**Data supplied**
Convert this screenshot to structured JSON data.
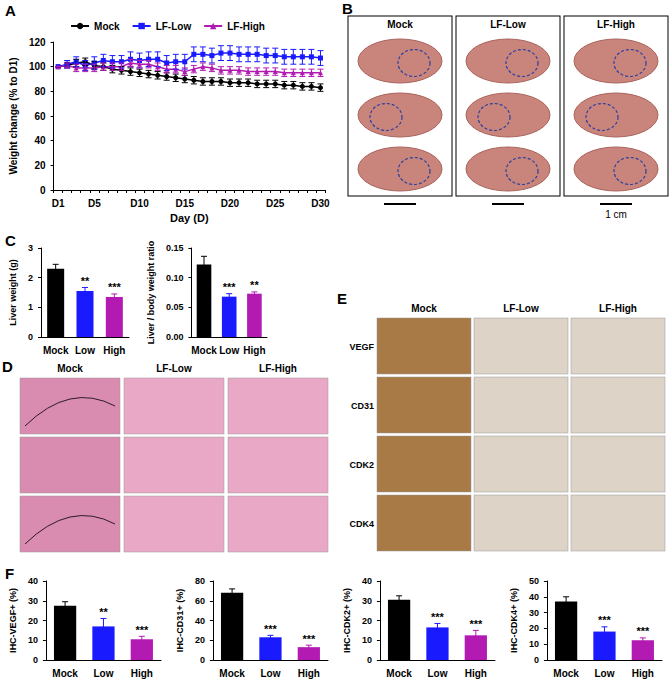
{
  "chart_data": [
    {
      "type": "line",
      "title": "A",
      "x_label": "Day (D)",
      "y_label": "Weight change (% to D1)",
      "categories": [
        "D1",
        null,
        null,
        null,
        "D5",
        null,
        null,
        null,
        null,
        "D10",
        null,
        null,
        null,
        null,
        "D15",
        null,
        null,
        null,
        null,
        "D20",
        null,
        null,
        null,
        null,
        "D25",
        null,
        null,
        null,
        null,
        "D30"
      ],
      "ylim": [
        0,
        120
      ],
      "yticks": [
        0,
        20,
        40,
        60,
        80,
        100,
        120
      ],
      "grid": false,
      "legend": "top",
      "series": [
        {
          "name": "Mock",
          "color": "#000000",
          "marker": "circle",
          "values": [
            100,
            101,
            103,
            104,
            101,
            100,
            98,
            97,
            96,
            95,
            94,
            93,
            92,
            91,
            90,
            89,
            88,
            88,
            88,
            87,
            87,
            87,
            86,
            86,
            86,
            85,
            85,
            84,
            84,
            83
          ],
          "errors": [
            0,
            2,
            3,
            3,
            3,
            3,
            3,
            3,
            3,
            3,
            3,
            3,
            3,
            3,
            3,
            3,
            3,
            3,
            3,
            3,
            3,
            3,
            3,
            3,
            3,
            3,
            3,
            3,
            3,
            3
          ]
        },
        {
          "name": "LF-Low",
          "color": "#1a1aff",
          "marker": "square",
          "values": [
            100,
            102,
            104,
            101,
            103,
            105,
            104,
            104,
            106,
            105,
            106,
            106,
            103,
            104,
            104,
            110,
            110,
            109,
            111,
            111,
            110,
            110,
            110,
            109,
            109,
            108,
            108,
            108,
            108,
            107
          ],
          "errors": [
            0,
            3,
            4,
            4,
            5,
            5,
            5,
            5,
            6,
            6,
            6,
            6,
            6,
            6,
            6,
            6,
            6,
            6,
            6,
            6,
            6,
            6,
            6,
            6,
            6,
            6,
            6,
            6,
            6,
            6
          ]
        },
        {
          "name": "LF-High",
          "color": "#b21ab2",
          "marker": "triangle",
          "values": [
            100,
            101,
            99,
            99,
            99,
            100,
            100,
            100,
            103,
            102,
            102,
            100,
            98,
            98,
            96,
            98,
            100,
            99,
            97,
            97,
            97,
            96,
            96,
            96,
            96,
            95,
            95,
            95,
            95,
            95
          ],
          "errors": [
            0,
            2,
            3,
            3,
            3,
            3,
            3,
            3,
            3,
            3,
            3,
            3,
            3,
            3,
            3,
            3,
            3,
            3,
            3,
            3,
            3,
            3,
            3,
            3,
            3,
            3,
            3,
            3,
            3,
            3
          ]
        }
      ]
    },
    {
      "type": "bar",
      "title": "C",
      "y_label": "Liver weight (g)",
      "categories": [
        "Mock",
        "Low",
        "High"
      ],
      "values": [
        2.3,
        1.55,
        1.35
      ],
      "errors": [
        0.15,
        0.12,
        0.1
      ],
      "annotations": [
        null,
        "**",
        "***"
      ],
      "colors": [
        "#000000",
        "#1a1aff",
        "#b21ab2"
      ],
      "ylim": [
        0,
        3
      ],
      "yticks": [
        0,
        1,
        2,
        3
      ],
      "grid": false
    },
    {
      "type": "bar",
      "y_label": "Liver / body weight ratio",
      "categories": [
        "Mock",
        "Low",
        "High"
      ],
      "values": [
        0.122,
        0.068,
        0.073
      ],
      "errors": [
        0.014,
        0.005,
        0.003
      ],
      "annotations": [
        null,
        "***",
        "**"
      ],
      "colors": [
        "#000000",
        "#1a1aff",
        "#b21ab2"
      ],
      "ylim": [
        0,
        0.15
      ],
      "yticks": [
        {
          "value": 0,
          "label": "0.00"
        },
        {
          "value": 0.05,
          "label": "0.05"
        },
        {
          "value": 0.1,
          "label": "0.10"
        },
        {
          "value": 0.15,
          "label": "0.15"
        }
      ],
      "grid": false
    },
    {
      "type": "bar",
      "title": "F",
      "y_label": "IHC-VEGF+ (%)",
      "categories": [
        "Mock",
        "Low",
        "High"
      ],
      "values": [
        27.5,
        17,
        10.5
      ],
      "errors": [
        2,
        4,
        1.5
      ],
      "annotations": [
        null,
        "**",
        "***"
      ],
      "colors": [
        "#000000",
        "#1a1aff",
        "#b21ab2"
      ],
      "ylim": [
        0,
        40
      ],
      "yticks": [
        0,
        10,
        20,
        30,
        40
      ],
      "grid": false
    },
    {
      "type": "bar",
      "y_label": "IHC-CD31+ (%)",
      "categories": [
        "Mock",
        "Low",
        "High"
      ],
      "values": [
        68,
        23,
        13
      ],
      "errors": [
        4,
        2,
        2
      ],
      "annotations": [
        null,
        "***",
        "***"
      ],
      "colors": [
        "#000000",
        "#1a1aff",
        "#b21ab2"
      ],
      "ylim": [
        0,
        80
      ],
      "yticks": [
        0,
        20,
        40,
        60,
        80
      ],
      "grid": false
    },
    {
      "type": "bar",
      "y_label": "IHC-CDK2+ (%)",
      "categories": [
        "Mock",
        "Low",
        "High"
      ],
      "values": [
        30.5,
        16.5,
        12.5
      ],
      "errors": [
        2,
        2,
        2.5
      ],
      "annotations": [
        null,
        "***",
        "***"
      ],
      "colors": [
        "#000000",
        "#1a1aff",
        "#b21ab2"
      ],
      "ylim": [
        0,
        40
      ],
      "yticks": [
        0,
        10,
        20,
        30,
        40
      ],
      "grid": false
    },
    {
      "type": "bar",
      "y_label": "IHC-CDK4+ (%)",
      "categories": [
        "Mock",
        "Low",
        "High"
      ],
      "values": [
        37,
        18,
        12.5
      ],
      "errors": [
        3,
        3,
        1.5
      ],
      "annotations": [
        null,
        "***",
        "***"
      ],
      "colors": [
        "#000000",
        "#1a1aff",
        "#b21ab2"
      ],
      "ylim": [
        0,
        50
      ],
      "yticks": [
        0,
        10,
        20,
        30,
        40,
        50
      ],
      "grid": false
    }
  ],
  "image_panels": [
    {
      "panel": "B",
      "columns": [
        "Mock",
        "LF-Low",
        "LF-High"
      ],
      "rows": 3,
      "scale_bar": "1 cm"
    },
    {
      "panel": "D",
      "columns": [
        "Mock",
        "LF-Low",
        "LF-High"
      ],
      "rows": 3
    },
    {
      "panel": "E",
      "columns": [
        "Mock",
        "LF-Low",
        "LF-High"
      ],
      "row_labels": [
        "VEGF",
        "CD31",
        "CDK2",
        "CDK4"
      ]
    }
  ]
}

**What to work on**
Pictures appear in the records above. Output everything except them, exactly.

**Output of the exercise**
Convert this screenshot to structured JSON data.
{
  "chart_data": [
    {
      "type": "line",
      "title": "A",
      "x_label": "Day (D)",
      "y_label": "Weight change (% to D1)",
      "categories": [
        "D1",
        null,
        null,
        null,
        "D5",
        null,
        null,
        null,
        null,
        "D10",
        null,
        null,
        null,
        null,
        "D15",
        null,
        null,
        null,
        null,
        "D20",
        null,
        null,
        null,
        null,
        "D25",
        null,
        null,
        null,
        null,
        "D30"
      ],
      "ylim": [
        0,
        120
      ],
      "yticks": [
        0,
        20,
        40,
        60,
        80,
        100,
        120
      ],
      "grid": false,
      "legend": "top",
      "series": [
        {
          "name": "Mock",
          "color": "#000000",
          "marker": "circle",
          "values": [
            100,
            101,
            103,
            104,
            101,
            100,
            98,
            97,
            96,
            95,
            94,
            93,
            92,
            91,
            90,
            89,
            88,
            88,
            88,
            87,
            87,
            87,
            86,
            86,
            86,
            85,
            85,
            84,
            84,
            83
          ],
          "errors": [
            0,
            2,
            3,
            3,
            3,
            3,
            3,
            3,
            3,
            3,
            3,
            3,
            3,
            3,
            3,
            3,
            3,
            3,
            3,
            3,
            3,
            3,
            3,
            3,
            3,
            3,
            3,
            3,
            3,
            3
          ]
        },
        {
          "name": "LF-Low",
          "color": "#1a1aff",
          "marker": "square",
          "values": [
            100,
            102,
            104,
            101,
            103,
            105,
            104,
            104,
            106,
            105,
            106,
            106,
            103,
            104,
            104,
            110,
            110,
            109,
            111,
            111,
            110,
            110,
            110,
            109,
            109,
            108,
            108,
            108,
            108,
            107
          ],
          "errors": [
            0,
            3,
            4,
            4,
            5,
            5,
            5,
            5,
            6,
            6,
            6,
            6,
            6,
            6,
            6,
            6,
            6,
            6,
            6,
            6,
            6,
            6,
            6,
            6,
            6,
            6,
            6,
            6,
            6,
            6
          ]
        },
        {
          "name": "LF-High",
          "color": "#b21ab2",
          "marker": "triangle",
          "values": [
            100,
            101,
            99,
            99,
            99,
            100,
            100,
            100,
            103,
            102,
            102,
            100,
            98,
            98,
            96,
            98,
            100,
            99,
            97,
            97,
            97,
            96,
            96,
            96,
            96,
            95,
            95,
            95,
            95,
            95
          ],
          "errors": [
            0,
            2,
            3,
            3,
            3,
            3,
            3,
            3,
            3,
            3,
            3,
            3,
            3,
            3,
            3,
            3,
            3,
            3,
            3,
            3,
            3,
            3,
            3,
            3,
            3,
            3,
            3,
            3,
            3,
            3
          ]
        }
      ]
    },
    {
      "type": "bar",
      "title": "C",
      "y_label": "Liver weight (g)",
      "categories": [
        "Mock",
        "Low",
        "High"
      ],
      "values": [
        2.3,
        1.55,
        1.35
      ],
      "errors": [
        0.15,
        0.12,
        0.1
      ],
      "annotations": [
        null,
        "**",
        "***"
      ],
      "colors": [
        "#000000",
        "#1a1aff",
        "#b21ab2"
      ],
      "ylim": [
        0,
        3
      ],
      "yticks": [
        0,
        1,
        2,
        3
      ],
      "grid": false
    },
    {
      "type": "bar",
      "y_label": "Liver / body weight ratio",
      "categories": [
        "Mock",
        "Low",
        "High"
      ],
      "values": [
        0.122,
        0.068,
        0.073
      ],
      "errors": [
        0.014,
        0.005,
        0.003
      ],
      "annotations": [
        null,
        "***",
        "**"
      ],
      "colors": [
        "#000000",
        "#1a1aff",
        "#b21ab2"
      ],
      "ylim": [
        0,
        0.15
      ],
      "yticks": [
        {
          "value": 0,
          "label": "0.00"
        },
        {
          "value": 0.05,
          "label": "0.05"
        },
        {
          "value": 0.1,
          "label": "0.10"
        },
        {
          "value": 0.15,
          "label": "0.15"
        }
      ],
      "grid": false
    },
    {
      "type": "bar",
      "title": "F",
      "y_label": "IHC-VEGF+ (%)",
      "categories": [
        "Mock",
        "Low",
        "High"
      ],
      "values": [
        27.5,
        17,
        10.5
      ],
      "errors": [
        2,
        4,
        1.5
      ],
      "annotations": [
        null,
        "**",
        "***"
      ],
      "colors": [
        "#000000",
        "#1a1aff",
        "#b21ab2"
      ],
      "ylim": [
        0,
        40
      ],
      "yticks": [
        0,
        10,
        20,
        30,
        40
      ],
      "grid": false
    },
    {
      "type": "bar",
      "y_label": "IHC-CD31+ (%)",
      "categories": [
        "Mock",
        "Low",
        "High"
      ],
      "values": [
        68,
        23,
        13
      ],
      "errors": [
        4,
        2,
        2
      ],
      "annotations": [
        null,
        "***",
        "***"
      ],
      "colors": [
        "#000000",
        "#1a1aff",
        "#b21ab2"
      ],
      "ylim": [
        0,
        80
      ],
      "yticks": [
        0,
        20,
        40,
        60,
        80
      ],
      "grid": false
    },
    {
      "type": "bar",
      "y_label": "IHC-CDK2+ (%)",
      "categories": [
        "Mock",
        "Low",
        "High"
      ],
      "values": [
        30.5,
        16.5,
        12.5
      ],
      "errors": [
        2,
        2,
        2.5
      ],
      "annotations": [
        null,
        "***",
        "***"
      ],
      "colors": [
        "#000000",
        "#1a1aff",
        "#b21ab2"
      ],
      "ylim": [
        0,
        40
      ],
      "yticks": [
        0,
        10,
        20,
        30,
        40
      ],
      "grid": false
    },
    {
      "type": "bar",
      "y_label": "IHC-CDK4+ (%)",
      "categories": [
        "Mock",
        "Low",
        "High"
      ],
      "values": [
        37,
        18,
        12.5
      ],
      "errors": [
        3,
        3,
        1.5
      ],
      "annotations": [
        null,
        "***",
        "***"
      ],
      "colors": [
        "#000000",
        "#1a1aff",
        "#b21ab2"
      ],
      "ylim": [
        0,
        50
      ],
      "yticks": [
        0,
        10,
        20,
        30,
        40,
        50
      ],
      "grid": false
    }
  ],
  "image_panels": [
    {
      "panel": "B",
      "columns": [
        "Mock",
        "LF-Low",
        "LF-High"
      ],
      "rows": 3,
      "scale_bar": "1 cm"
    },
    {
      "panel": "D",
      "columns": [
        "Mock",
        "LF-Low",
        "LF-High"
      ],
      "rows": 3
    },
    {
      "panel": "E",
      "columns": [
        "Mock",
        "LF-Low",
        "LF-High"
      ],
      "row_labels": [
        "VEGF",
        "CD31",
        "CDK2",
        "CDK4"
      ]
    }
  ]
}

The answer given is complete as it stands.